Saved data entries
:::

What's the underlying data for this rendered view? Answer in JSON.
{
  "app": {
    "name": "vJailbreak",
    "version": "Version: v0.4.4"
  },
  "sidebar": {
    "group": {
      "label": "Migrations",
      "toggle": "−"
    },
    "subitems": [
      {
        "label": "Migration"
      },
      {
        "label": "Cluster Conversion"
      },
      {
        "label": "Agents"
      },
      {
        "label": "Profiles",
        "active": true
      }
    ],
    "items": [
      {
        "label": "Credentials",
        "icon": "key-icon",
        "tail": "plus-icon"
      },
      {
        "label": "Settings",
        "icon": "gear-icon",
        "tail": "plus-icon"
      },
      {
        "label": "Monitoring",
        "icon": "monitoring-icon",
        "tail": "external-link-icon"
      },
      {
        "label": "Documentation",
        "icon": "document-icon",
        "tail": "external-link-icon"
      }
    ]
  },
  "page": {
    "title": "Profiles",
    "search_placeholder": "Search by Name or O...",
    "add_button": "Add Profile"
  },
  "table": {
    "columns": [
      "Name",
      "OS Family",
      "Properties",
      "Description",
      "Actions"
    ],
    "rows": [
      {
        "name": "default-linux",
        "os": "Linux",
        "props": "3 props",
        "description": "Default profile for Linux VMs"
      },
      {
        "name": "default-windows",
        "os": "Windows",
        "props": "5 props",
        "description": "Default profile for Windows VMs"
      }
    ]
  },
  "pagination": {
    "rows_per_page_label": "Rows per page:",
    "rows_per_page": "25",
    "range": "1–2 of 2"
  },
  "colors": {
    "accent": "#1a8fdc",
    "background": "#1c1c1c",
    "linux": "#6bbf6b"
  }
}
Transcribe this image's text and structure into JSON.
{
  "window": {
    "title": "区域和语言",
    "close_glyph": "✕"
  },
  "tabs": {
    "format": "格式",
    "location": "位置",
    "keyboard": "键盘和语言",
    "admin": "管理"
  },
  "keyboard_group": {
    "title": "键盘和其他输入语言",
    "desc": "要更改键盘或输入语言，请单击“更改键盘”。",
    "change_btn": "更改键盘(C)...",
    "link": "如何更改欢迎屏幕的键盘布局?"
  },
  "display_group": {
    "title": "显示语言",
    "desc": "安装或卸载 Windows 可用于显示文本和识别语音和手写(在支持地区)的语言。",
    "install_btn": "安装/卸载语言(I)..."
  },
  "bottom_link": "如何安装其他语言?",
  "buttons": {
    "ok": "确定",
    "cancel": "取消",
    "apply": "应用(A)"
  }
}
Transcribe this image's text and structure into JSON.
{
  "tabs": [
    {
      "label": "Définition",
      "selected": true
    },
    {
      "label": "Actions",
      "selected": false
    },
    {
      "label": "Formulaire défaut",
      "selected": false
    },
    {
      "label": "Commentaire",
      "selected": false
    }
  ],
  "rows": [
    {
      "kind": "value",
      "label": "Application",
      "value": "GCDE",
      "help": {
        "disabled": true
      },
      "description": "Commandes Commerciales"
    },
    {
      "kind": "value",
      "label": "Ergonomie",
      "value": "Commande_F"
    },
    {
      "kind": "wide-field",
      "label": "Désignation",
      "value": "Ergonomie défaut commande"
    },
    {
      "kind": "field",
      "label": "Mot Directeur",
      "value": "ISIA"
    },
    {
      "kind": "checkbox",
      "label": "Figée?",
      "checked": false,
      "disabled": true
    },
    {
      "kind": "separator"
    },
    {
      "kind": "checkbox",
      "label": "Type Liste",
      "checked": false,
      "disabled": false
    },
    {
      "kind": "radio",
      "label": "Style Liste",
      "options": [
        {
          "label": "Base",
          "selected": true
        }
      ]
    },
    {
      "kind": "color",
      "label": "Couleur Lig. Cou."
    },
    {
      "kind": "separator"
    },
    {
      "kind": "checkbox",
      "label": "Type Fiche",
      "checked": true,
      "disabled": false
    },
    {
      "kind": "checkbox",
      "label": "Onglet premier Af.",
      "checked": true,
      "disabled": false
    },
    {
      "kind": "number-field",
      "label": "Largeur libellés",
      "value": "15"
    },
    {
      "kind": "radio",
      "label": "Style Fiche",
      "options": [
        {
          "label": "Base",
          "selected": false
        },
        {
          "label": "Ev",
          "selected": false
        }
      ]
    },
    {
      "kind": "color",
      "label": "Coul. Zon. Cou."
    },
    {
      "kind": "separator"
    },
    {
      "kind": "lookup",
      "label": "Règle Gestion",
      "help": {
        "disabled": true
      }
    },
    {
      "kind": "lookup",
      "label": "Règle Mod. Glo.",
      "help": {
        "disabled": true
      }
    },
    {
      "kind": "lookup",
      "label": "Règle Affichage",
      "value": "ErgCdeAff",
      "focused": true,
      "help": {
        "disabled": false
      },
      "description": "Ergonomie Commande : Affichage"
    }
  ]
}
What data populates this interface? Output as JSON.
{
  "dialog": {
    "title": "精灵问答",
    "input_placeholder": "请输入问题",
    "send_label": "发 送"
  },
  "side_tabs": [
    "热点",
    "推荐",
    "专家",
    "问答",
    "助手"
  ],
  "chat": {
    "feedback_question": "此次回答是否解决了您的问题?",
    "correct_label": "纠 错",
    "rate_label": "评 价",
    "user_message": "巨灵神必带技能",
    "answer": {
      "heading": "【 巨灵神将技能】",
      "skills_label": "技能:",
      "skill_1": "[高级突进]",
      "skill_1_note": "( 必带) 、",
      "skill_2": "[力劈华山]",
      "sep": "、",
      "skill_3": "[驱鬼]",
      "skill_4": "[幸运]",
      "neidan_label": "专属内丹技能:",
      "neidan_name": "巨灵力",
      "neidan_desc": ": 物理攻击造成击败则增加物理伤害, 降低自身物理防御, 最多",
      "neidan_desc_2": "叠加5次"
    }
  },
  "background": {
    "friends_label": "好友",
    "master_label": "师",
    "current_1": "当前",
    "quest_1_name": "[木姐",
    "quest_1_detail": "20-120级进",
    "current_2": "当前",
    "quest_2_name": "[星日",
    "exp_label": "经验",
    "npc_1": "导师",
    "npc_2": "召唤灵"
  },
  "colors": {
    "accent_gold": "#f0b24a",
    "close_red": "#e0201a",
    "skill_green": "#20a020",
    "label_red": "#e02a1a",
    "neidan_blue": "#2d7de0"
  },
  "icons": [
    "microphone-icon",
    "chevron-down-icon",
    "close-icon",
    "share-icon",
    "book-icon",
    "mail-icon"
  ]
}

:::

Find all lines with "Style" in them and copy each one.

(Finished answer):
      "label": "Style Liste",
      "label": "Style Fiche",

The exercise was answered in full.